Transcribe exactly the line that contains "Transcribe this image's" and every line after it to the end of the entries, and nothing more.

BEGIN

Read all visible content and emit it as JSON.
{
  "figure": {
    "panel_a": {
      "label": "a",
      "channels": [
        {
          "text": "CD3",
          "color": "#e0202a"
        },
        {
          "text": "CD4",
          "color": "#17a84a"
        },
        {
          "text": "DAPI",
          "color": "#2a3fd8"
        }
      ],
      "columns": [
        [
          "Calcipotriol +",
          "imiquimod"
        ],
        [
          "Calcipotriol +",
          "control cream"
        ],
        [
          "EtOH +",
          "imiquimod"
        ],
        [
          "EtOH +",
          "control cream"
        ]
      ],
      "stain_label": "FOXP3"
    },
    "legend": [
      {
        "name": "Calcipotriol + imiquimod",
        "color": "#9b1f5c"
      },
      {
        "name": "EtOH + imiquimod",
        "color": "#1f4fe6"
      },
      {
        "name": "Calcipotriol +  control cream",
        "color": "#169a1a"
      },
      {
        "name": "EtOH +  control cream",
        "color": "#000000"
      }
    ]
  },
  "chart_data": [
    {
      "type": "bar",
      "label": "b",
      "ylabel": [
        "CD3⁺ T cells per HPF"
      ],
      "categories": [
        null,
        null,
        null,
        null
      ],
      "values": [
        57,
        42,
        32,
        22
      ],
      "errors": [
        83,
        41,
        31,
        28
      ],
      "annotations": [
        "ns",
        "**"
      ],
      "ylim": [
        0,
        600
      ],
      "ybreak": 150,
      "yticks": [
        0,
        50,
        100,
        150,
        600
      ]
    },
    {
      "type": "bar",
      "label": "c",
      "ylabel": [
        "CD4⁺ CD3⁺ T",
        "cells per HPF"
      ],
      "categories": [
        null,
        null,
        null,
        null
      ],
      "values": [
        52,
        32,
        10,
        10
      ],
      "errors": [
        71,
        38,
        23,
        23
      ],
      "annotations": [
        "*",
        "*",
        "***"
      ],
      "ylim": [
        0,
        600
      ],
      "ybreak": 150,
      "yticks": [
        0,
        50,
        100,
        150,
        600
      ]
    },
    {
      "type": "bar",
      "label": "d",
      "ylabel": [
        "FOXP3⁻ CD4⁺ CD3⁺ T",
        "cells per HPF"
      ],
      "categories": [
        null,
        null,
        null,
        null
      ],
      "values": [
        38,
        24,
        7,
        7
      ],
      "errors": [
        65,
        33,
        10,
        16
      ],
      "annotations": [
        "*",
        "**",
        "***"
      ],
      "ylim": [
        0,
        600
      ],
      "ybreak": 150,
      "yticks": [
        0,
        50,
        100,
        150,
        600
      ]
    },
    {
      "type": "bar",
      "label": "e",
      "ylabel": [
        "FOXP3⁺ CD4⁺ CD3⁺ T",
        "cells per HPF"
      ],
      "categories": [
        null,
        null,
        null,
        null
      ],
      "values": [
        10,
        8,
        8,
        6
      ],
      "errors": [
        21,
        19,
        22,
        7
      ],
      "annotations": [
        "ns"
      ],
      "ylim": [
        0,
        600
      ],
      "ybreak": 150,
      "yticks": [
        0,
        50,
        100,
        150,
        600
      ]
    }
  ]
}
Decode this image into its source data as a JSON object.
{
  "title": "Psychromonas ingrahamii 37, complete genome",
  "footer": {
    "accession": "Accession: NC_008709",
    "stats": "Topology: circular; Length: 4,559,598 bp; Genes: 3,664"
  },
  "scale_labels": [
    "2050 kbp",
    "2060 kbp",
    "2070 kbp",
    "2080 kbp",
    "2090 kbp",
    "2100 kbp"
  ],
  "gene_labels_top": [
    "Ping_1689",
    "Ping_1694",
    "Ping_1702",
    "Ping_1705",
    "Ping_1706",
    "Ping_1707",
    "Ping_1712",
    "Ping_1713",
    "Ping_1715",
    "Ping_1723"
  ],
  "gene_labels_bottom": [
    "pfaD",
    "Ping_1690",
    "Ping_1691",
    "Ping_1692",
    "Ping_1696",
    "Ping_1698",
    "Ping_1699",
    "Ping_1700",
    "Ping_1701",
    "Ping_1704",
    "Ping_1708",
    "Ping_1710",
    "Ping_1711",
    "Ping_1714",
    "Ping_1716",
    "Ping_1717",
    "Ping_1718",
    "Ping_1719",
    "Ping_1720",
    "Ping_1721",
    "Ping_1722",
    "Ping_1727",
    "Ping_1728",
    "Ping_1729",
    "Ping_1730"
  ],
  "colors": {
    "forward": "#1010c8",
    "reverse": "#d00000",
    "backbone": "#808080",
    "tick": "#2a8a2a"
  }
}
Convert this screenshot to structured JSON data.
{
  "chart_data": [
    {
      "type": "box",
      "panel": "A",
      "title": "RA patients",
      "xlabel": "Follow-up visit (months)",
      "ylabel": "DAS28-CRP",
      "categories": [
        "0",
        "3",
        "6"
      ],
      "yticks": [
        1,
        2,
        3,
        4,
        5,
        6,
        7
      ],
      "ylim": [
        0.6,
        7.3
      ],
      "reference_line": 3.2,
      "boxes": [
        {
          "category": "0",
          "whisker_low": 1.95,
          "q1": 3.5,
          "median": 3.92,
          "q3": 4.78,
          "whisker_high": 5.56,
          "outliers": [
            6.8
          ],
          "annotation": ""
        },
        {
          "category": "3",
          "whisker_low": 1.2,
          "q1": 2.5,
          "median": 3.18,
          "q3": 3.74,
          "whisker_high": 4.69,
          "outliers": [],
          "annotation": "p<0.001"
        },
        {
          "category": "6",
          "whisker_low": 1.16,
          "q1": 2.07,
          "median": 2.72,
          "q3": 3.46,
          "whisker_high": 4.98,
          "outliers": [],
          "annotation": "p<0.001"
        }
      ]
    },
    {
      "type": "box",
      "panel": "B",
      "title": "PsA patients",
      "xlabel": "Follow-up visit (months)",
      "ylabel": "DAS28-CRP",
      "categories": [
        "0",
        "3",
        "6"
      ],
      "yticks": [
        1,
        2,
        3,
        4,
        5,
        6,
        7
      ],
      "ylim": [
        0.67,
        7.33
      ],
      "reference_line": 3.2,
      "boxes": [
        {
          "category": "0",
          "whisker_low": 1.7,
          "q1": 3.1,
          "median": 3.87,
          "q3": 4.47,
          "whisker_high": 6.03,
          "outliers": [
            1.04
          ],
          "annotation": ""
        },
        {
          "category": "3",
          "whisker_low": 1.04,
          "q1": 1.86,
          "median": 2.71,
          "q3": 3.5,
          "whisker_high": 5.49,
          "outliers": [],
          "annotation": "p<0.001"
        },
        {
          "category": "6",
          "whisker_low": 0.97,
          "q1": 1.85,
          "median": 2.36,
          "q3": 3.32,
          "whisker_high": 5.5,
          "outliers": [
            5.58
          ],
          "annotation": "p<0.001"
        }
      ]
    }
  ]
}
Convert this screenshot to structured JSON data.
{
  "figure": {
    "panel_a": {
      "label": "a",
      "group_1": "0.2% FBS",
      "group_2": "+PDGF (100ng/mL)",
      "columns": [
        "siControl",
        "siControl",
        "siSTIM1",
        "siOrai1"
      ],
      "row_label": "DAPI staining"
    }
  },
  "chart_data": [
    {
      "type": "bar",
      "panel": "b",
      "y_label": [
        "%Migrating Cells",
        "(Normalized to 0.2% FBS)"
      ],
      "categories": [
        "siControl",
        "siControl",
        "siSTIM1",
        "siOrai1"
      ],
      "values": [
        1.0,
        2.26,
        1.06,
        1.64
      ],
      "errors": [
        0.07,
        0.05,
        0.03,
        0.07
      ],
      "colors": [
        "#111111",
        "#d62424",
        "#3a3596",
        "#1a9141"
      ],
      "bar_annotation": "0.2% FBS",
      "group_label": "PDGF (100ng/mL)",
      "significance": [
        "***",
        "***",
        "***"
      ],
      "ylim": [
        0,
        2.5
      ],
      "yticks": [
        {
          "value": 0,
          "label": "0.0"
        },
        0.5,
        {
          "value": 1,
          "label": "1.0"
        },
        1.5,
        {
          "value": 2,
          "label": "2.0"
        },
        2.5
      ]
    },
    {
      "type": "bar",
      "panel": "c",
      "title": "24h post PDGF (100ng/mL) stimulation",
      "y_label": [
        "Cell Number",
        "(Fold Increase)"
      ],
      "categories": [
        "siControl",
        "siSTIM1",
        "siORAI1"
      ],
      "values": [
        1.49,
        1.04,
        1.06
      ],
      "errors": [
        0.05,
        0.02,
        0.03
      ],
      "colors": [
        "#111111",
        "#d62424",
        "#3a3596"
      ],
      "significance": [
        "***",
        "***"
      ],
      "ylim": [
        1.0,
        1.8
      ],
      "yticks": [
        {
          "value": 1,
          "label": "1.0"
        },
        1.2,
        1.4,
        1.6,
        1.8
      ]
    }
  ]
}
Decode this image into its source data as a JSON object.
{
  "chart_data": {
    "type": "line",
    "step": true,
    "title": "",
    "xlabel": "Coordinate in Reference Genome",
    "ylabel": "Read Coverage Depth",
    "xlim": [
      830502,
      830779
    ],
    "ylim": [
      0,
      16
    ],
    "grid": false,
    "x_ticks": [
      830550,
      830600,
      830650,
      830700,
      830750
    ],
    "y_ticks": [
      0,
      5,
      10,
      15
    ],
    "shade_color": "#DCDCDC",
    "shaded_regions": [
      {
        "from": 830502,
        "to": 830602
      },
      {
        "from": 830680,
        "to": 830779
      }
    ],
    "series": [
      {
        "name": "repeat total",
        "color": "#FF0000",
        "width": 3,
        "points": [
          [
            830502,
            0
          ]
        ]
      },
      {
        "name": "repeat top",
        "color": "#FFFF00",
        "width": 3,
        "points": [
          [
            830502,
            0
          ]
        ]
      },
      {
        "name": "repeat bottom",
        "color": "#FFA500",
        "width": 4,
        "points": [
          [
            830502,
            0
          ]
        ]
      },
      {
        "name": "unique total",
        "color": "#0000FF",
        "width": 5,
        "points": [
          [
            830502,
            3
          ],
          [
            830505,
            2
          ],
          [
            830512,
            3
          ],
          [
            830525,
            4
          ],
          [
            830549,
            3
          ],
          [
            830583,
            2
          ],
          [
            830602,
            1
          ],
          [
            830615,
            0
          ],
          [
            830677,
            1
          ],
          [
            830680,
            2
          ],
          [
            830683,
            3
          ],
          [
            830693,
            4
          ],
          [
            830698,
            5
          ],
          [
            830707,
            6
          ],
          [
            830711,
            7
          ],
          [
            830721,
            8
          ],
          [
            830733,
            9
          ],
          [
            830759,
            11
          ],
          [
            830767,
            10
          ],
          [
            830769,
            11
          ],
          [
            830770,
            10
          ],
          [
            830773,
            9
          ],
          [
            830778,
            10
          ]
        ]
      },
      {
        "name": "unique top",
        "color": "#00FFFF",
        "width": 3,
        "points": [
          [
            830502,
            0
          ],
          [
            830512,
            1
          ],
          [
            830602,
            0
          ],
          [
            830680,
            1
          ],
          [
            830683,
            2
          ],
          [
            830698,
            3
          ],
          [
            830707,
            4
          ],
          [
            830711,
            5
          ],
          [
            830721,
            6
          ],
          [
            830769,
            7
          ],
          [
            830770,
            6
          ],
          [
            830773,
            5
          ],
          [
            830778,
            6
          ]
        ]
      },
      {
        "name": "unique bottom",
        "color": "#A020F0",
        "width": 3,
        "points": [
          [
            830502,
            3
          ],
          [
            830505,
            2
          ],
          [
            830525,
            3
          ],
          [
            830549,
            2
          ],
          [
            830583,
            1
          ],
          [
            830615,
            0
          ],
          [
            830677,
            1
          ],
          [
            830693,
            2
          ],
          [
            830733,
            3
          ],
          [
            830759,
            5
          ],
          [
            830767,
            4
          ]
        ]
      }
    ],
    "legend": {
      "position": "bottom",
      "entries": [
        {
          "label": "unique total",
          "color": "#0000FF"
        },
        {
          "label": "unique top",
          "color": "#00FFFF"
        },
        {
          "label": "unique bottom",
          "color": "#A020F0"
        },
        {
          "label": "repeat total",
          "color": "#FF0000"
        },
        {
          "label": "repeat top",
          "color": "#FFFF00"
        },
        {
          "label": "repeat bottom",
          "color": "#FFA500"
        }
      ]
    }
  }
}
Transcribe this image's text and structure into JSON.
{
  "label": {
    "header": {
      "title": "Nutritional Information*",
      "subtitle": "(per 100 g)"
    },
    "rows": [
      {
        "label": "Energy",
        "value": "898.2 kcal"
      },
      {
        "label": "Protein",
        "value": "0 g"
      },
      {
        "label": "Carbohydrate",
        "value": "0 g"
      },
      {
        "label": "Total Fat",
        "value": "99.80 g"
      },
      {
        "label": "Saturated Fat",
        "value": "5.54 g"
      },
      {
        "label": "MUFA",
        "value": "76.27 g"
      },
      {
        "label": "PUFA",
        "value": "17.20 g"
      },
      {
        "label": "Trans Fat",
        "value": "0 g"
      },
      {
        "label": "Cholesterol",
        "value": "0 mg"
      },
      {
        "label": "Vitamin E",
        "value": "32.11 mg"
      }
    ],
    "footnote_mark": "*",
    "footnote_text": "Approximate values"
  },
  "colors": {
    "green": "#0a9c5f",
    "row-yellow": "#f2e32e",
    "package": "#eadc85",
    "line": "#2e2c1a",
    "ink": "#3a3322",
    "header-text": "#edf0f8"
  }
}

END

__Response box__
Transcribe this image's text and structure into JSON.
{
  "label": {
    "header": {
      "title": "Nutritional Information*",
      "subtitle": "(per 100 g)"
    },
    "rows": [
      {
        "label": "Energy",
        "value": "898.2 kcal"
      },
      {
        "label": "Protein",
        "value": "0 g"
      },
      {
        "label": "Carbohydrate",
        "value": "0 g"
      },
      {
        "label": "Total Fat",
        "value": "99.80 g"
      },
      {
        "label": "Saturated Fat",
        "value": "5.54 g"
      },
      {
        "label": "MUFA",
        "value": "76.27 g"
      },
      {
        "label": "PUFA",
        "value": "17.20 g"
      },
      {
        "label": "Trans Fat",
        "value": "0 g"
      },
      {
        "label": "Cholesterol",
        "value": "0 mg"
      },
      {
        "label": "Vitamin E",
        "value": "32.11 mg"
      }
    ],
    "footnote_mark": "*",
    "footnote_text": "Approximate values"
  },
  "colors": {
    "green": "#0a9c5f",
    "row-yellow": "#f2e32e",
    "package": "#eadc85",
    "line": "#2e2c1a",
    "ink": "#3a3322",
    "header-text": "#edf0f8"
  }
}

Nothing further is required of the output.